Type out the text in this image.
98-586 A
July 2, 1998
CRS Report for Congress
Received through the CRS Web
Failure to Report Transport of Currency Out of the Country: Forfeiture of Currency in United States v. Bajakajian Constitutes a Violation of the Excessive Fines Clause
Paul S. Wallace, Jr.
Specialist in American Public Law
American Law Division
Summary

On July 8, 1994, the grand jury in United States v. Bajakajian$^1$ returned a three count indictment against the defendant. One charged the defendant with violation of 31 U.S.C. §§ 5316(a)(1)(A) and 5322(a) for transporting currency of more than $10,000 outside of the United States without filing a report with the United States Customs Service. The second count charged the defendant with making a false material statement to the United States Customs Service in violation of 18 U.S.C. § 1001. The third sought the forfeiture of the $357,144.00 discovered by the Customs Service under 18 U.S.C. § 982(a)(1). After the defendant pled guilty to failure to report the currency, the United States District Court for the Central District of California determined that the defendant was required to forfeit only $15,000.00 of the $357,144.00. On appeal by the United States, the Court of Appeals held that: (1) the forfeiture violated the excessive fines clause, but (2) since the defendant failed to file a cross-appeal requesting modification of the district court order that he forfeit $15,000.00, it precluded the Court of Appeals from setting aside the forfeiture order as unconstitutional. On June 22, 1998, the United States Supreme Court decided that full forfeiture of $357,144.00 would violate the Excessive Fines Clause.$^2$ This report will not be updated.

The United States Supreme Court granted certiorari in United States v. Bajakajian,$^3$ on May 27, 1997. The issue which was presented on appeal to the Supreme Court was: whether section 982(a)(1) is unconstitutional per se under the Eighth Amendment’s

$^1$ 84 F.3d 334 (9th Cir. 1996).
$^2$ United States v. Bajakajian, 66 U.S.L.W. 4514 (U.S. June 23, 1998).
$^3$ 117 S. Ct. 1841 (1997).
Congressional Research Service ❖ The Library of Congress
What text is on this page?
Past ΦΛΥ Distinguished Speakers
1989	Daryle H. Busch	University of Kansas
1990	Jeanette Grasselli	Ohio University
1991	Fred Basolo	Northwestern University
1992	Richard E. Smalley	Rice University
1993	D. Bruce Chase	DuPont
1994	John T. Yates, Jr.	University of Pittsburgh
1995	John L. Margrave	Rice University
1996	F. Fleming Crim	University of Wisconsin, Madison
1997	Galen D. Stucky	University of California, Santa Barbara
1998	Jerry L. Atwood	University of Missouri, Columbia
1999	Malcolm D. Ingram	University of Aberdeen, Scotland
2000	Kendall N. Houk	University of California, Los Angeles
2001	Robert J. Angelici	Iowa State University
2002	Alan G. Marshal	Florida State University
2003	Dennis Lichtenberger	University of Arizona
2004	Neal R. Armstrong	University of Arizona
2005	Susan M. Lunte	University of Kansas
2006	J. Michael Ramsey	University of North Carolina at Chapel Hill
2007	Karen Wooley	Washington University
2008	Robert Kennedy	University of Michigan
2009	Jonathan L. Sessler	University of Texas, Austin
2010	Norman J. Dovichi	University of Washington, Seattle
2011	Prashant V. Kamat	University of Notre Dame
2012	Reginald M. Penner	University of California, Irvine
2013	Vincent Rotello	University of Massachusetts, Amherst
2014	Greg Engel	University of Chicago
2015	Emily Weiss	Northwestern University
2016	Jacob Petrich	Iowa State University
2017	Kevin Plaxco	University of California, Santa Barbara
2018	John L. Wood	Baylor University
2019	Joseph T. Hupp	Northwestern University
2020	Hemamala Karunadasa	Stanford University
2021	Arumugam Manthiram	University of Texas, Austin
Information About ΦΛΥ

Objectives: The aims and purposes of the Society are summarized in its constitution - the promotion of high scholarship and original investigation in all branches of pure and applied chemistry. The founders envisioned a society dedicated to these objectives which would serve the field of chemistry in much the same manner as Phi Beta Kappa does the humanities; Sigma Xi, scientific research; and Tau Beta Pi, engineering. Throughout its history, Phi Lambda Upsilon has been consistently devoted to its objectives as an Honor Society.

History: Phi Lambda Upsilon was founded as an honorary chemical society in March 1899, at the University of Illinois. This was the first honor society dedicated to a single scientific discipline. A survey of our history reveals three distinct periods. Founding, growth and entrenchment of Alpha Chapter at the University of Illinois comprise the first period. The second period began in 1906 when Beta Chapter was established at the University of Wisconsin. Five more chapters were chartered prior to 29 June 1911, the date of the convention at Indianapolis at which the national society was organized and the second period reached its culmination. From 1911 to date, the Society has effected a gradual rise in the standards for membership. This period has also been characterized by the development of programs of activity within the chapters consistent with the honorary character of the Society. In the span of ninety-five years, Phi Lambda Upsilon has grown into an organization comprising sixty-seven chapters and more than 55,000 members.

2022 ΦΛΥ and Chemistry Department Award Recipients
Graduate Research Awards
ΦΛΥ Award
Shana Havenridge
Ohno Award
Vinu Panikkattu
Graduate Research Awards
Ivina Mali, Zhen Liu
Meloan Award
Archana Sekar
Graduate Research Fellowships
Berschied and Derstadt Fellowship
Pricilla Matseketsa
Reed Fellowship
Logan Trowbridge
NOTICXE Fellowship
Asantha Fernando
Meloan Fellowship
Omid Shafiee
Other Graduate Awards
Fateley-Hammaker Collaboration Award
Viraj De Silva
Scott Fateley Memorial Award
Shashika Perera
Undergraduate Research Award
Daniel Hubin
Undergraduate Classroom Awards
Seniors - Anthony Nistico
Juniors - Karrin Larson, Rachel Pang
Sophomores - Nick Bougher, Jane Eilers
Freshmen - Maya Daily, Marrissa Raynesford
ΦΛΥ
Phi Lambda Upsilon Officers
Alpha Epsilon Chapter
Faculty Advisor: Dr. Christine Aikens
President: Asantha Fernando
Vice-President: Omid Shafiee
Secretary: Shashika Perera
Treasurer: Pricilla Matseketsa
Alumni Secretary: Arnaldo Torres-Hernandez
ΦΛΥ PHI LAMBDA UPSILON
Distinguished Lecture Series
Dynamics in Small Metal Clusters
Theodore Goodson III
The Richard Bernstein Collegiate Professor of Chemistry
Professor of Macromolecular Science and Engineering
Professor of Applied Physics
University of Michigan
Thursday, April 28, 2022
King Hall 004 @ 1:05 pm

» Exercise instructions
Identify each line of the material where the word "Iowa" shows up, and copy it.

» Finished task
2001	Robert J. Angelici	Iowa State University
2016	Jacob Petrich	Iowa State University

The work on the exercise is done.